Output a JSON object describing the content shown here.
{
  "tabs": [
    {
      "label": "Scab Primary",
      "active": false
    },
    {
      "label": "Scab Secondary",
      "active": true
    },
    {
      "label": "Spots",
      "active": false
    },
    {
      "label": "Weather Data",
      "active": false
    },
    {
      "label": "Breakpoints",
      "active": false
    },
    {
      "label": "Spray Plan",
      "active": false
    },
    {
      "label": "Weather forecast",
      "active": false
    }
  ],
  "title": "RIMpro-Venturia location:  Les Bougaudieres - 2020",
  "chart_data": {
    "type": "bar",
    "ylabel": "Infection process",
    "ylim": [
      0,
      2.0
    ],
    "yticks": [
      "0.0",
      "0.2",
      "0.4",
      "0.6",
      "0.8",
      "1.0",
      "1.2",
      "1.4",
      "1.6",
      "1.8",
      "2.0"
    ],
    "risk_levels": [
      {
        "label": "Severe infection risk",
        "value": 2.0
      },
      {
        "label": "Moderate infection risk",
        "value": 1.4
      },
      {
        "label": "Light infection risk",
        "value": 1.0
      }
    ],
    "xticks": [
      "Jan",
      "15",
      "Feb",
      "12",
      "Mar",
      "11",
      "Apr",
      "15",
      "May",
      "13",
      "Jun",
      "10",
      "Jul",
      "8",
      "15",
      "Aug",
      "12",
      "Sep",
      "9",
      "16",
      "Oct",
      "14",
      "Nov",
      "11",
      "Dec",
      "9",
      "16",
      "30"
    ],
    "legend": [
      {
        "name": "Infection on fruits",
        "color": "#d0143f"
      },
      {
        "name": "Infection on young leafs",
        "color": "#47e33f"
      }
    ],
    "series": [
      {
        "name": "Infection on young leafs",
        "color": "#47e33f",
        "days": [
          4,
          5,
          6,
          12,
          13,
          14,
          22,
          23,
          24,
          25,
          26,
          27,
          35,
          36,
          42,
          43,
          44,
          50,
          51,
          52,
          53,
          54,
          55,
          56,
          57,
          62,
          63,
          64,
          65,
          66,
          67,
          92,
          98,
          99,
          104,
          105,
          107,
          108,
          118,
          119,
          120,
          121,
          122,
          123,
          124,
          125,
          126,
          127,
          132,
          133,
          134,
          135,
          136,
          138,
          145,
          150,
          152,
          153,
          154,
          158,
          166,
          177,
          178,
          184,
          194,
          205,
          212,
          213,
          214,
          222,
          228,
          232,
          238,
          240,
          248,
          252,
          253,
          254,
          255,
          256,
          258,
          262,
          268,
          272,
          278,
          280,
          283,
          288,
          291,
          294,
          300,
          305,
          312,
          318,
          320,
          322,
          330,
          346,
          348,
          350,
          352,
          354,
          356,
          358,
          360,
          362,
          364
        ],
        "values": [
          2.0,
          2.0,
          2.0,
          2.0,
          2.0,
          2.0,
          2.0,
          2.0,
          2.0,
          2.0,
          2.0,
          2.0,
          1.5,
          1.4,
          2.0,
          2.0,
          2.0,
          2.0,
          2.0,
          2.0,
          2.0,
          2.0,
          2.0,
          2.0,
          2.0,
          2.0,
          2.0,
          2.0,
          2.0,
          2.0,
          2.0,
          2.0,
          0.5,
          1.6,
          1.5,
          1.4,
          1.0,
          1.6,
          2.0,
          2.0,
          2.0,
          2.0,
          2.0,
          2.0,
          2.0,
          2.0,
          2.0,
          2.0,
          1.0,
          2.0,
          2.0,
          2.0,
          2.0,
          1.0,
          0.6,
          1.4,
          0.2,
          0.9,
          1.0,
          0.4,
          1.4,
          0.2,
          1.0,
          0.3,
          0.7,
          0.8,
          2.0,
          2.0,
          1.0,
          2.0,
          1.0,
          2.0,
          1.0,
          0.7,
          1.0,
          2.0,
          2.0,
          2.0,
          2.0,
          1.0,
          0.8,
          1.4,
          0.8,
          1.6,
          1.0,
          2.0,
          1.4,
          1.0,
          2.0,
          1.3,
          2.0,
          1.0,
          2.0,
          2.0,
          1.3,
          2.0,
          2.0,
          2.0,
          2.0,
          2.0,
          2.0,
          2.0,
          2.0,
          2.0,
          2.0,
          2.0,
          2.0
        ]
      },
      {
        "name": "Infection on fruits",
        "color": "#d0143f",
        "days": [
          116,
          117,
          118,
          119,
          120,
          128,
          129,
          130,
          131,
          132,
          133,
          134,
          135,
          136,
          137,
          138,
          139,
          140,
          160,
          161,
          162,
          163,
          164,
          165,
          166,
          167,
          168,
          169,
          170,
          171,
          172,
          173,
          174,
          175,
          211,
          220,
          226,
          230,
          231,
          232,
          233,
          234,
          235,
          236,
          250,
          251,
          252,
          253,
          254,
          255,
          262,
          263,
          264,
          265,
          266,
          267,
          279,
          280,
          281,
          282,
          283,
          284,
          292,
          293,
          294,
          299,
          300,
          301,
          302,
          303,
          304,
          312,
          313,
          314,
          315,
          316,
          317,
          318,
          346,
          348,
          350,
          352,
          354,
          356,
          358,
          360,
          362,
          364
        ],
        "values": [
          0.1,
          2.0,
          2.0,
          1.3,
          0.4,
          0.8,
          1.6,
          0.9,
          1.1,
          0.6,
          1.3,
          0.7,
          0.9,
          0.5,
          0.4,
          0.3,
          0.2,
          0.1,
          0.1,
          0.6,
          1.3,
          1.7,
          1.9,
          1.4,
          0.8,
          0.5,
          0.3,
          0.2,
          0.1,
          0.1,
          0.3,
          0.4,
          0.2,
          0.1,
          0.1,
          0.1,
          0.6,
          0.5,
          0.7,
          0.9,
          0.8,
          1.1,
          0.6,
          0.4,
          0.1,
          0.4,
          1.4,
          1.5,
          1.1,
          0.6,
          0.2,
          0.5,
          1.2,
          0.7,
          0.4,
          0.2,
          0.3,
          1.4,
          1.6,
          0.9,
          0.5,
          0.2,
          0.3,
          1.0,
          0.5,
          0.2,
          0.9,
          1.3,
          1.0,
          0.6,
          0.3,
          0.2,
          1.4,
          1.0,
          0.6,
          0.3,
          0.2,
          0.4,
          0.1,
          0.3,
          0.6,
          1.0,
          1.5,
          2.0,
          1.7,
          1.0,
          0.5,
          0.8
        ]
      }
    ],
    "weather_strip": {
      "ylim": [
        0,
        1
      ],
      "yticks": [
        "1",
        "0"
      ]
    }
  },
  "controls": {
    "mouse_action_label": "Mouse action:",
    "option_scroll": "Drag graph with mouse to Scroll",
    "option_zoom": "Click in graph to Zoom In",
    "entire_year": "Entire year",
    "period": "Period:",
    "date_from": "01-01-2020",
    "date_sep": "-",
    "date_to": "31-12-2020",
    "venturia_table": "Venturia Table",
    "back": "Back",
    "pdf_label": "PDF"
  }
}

[What you need to do]: Copy out the material above in its entirety. Every detail must match.

[Task response]:
Output a JSON object describing the content shown here.
{
  "tabs": [
    {
      "label": "Scab Primary",
      "active": false
    },
    {
      "label": "Scab Secondary",
      "active": true
    },
    {
      "label": "Spots",
      "active": false
    },
    {
      "label": "Weather Data",
      "active": false
    },
    {
      "label": "Breakpoints",
      "active": false
    },
    {
      "label": "Spray Plan",
      "active": false
    },
    {
      "label": "Weather forecast",
      "active": false
    }
  ],
  "title": "RIMpro-Venturia location:  Les Bougaudieres - 2020",
  "chart_data": {
    "type": "bar",
    "ylabel": "Infection process",
    "ylim": [
      0,
      2.0
    ],
    "yticks": [
      "0.0",
      "0.2",
      "0.4",
      "0.6",
      "0.8",
      "1.0",
      "1.2",
      "1.4",
      "1.6",
      "1.8",
      "2.0"
    ],
    "risk_levels": [
      {
        "label": "Severe infection risk",
        "value": 2.0
      },
      {
        "label": "Moderate infection risk",
        "value": 1.4
      },
      {
        "label": "Light infection risk",
        "value": 1.0
      }
    ],
    "xticks": [
      "Jan",
      "15",
      "Feb",
      "12",
      "Mar",
      "11",
      "Apr",
      "15",
      "May",
      "13",
      "Jun",
      "10",
      "Jul",
      "8",
      "15",
      "Aug",
      "12",
      "Sep",
      "9",
      "16",
      "Oct",
      "14",
      "Nov",
      "11",
      "Dec",
      "9",
      "16",
      "30"
    ],
    "legend": [
      {
        "name": "Infection on fruits",
        "color": "#d0143f"
      },
      {
        "name": "Infection on young leafs",
        "color": "#47e33f"
      }
    ],
    "series": [
      {
        "name": "Infection on young leafs",
        "color": "#47e33f",
        "days": [
          4,
          5,
          6,
          12,
          13,
          14,
          22,
          23,
          24,
          25,
          26,
          27,
          35,
          36,
          42,
          43,
          44,
          50,
          51,
          52,
          53,
          54,
          55,
          56,
          57,
          62,
          63,
          64,
          65,
          66,
          67,
          92,
          98,
          99,
          104,
          105,
          107,
          108,
          118,
          119,
          120,
          121,
          122,
          123,
          124,
          125,
          126,
          127,
          132,
          133,
          134,
          135,
          136,
          138,
          145,
          150,
          152,
          153,
          154,
          158,
          166,
          177,
          178,
          184,
          194,
          205,
          212,
          213,
          214,
          222,
          228,
          232,
          238,
          240,
          248,
          252,
          253,
          254,
          255,
          256,
          258,
          262,
          268,
          272,
          278,
          280,
          283,
          288,
          291,
          294,
          300,
          305,
          312,
          318,
          320,
          322,
          330,
          346,
          348,
          350,
          352,
          354,
          356,
          358,
          360,
          362,
          364
        ],
        "values": [
          2.0,
          2.0,
          2.0,
          2.0,
          2.0,
          2.0,
          2.0,
          2.0,
          2.0,
          2.0,
          2.0,
          2.0,
          1.5,
          1.4,
          2.0,
          2.0,
          2.0,
          2.0,
          2.0,
          2.0,
          2.0,
          2.0,
          2.0,
          2.0,
          2.0,
          2.0,
          2.0,
          2.0,
          2.0,
          2.0,
          2.0,
          2.0,
          0.5,
          1.6,
          1.5,
          1.4,
          1.0,
          1.6,
          2.0,
          2.0,
          2.0,
          2.0,
          2.0,
          2.0,
          2.0,
          2.0,
          2.0,
          2.0,
          1.0,
          2.0,
          2.0,
          2.0,
          2.0,
          1.0,
          0.6,
          1.4,
          0.2,
          0.9,
          1.0,
          0.4,
          1.4,
          0.2,
          1.0,
          0.3,
          0.7,
          0.8,
          2.0,
          2.0,
          1.0,
          2.0,
          1.0,
          2.0,
          1.0,
          0.7,
          1.0,
          2.0,
          2.0,
          2.0,
          2.0,
          1.0,
          0.8,
          1.4,
          0.8,
          1.6,
          1.0,
          2.0,
          1.4,
          1.0,
          2.0,
          1.3,
          2.0,
          1.0,
          2.0,
          2.0,
          1.3,
          2.0,
          2.0,
          2.0,
          2.0,
          2.0,
          2.0,
          2.0,
          2.0,
          2.0,
          2.0,
          2.0,
          2.0
        ]
      },
      {
        "name": "Infection on fruits",
        "color": "#d0143f",
        "days": [
          116,
          117,
          118,
          119,
          120,
          128,
          129,
          130,
          131,
          132,
          133,
          134,
          135,
          136,
          137,
          138,
          139,
          140,
          160,
          161,
          162,
          163,
          164,
          165,
          166,
          167,
          168,
          169,
          170,
          171,
          172,
          173,
          174,
          175,
          211,
          220,
          226,
          230,
          231,
          232,
          233,
          234,
          235,
          236,
          250,
          251,
          252,
          253,
          254,
          255,
          262,
          263,
          264,
          265,
          266,
          267,
          279,
          280,
          281,
          282,
          283,
          284,
          292,
          293,
          294,
          299,
          300,
          301,
          302,
          303,
          304,
          312,
          313,
          314,
          315,
          316,
          317,
          318,
          346,
          348,
          350,
          352,
          354,
          356,
          358,
          360,
          362,
          364
        ],
        "values": [
          0.1,
          2.0,
          2.0,
          1.3,
          0.4,
          0.8,
          1.6,
          0.9,
          1.1,
          0.6,
          1.3,
          0.7,
          0.9,
          0.5,
          0.4,
          0.3,
          0.2,
          0.1,
          0.1,
          0.6,
          1.3,
          1.7,
          1.9,
          1.4,
          0.8,
          0.5,
          0.3,
          0.2,
          0.1,
          0.1,
          0.3,
          0.4,
          0.2,
          0.1,
          0.1,
          0.1,
          0.6,
          0.5,
          0.7,
          0.9,
          0.8,
          1.1,
          0.6,
          0.4,
          0.1,
          0.4,
          1.4,
          1.5,
          1.1,
          0.6,
          0.2,
          0.5,
          1.2,
          0.7,
          0.4,
          0.2,
          0.3,
          1.4,
          1.6,
          0.9,
          0.5,
          0.2,
          0.3,
          1.0,
          0.5,
          0.2,
          0.9,
          1.3,
          1.0,
          0.6,
          0.3,
          0.2,
          1.4,
          1.0,
          0.6,
          0.3,
          0.2,
          0.4,
          0.1,
          0.3,
          0.6,
          1.0,
          1.5,
          2.0,
          1.7,
          1.0,
          0.5,
          0.8
        ]
      }
    ],
    "weather_strip": {
      "ylim": [
        0,
        1
      ],
      "yticks": [
        "1",
        "0"
      ]
    }
  },
  "controls": {
    "mouse_action_label": "Mouse action:",
    "option_scroll": "Drag graph with mouse to Scroll",
    "option_zoom": "Click in graph to Zoom In",
    "entire_year": "Entire year",
    "period": "Period:",
    "date_from": "01-01-2020",
    "date_sep": "-",
    "date_to": "31-12-2020",
    "venturia_table": "Venturia Table",
    "back": "Back",
    "pdf_label": "PDF"
  }
}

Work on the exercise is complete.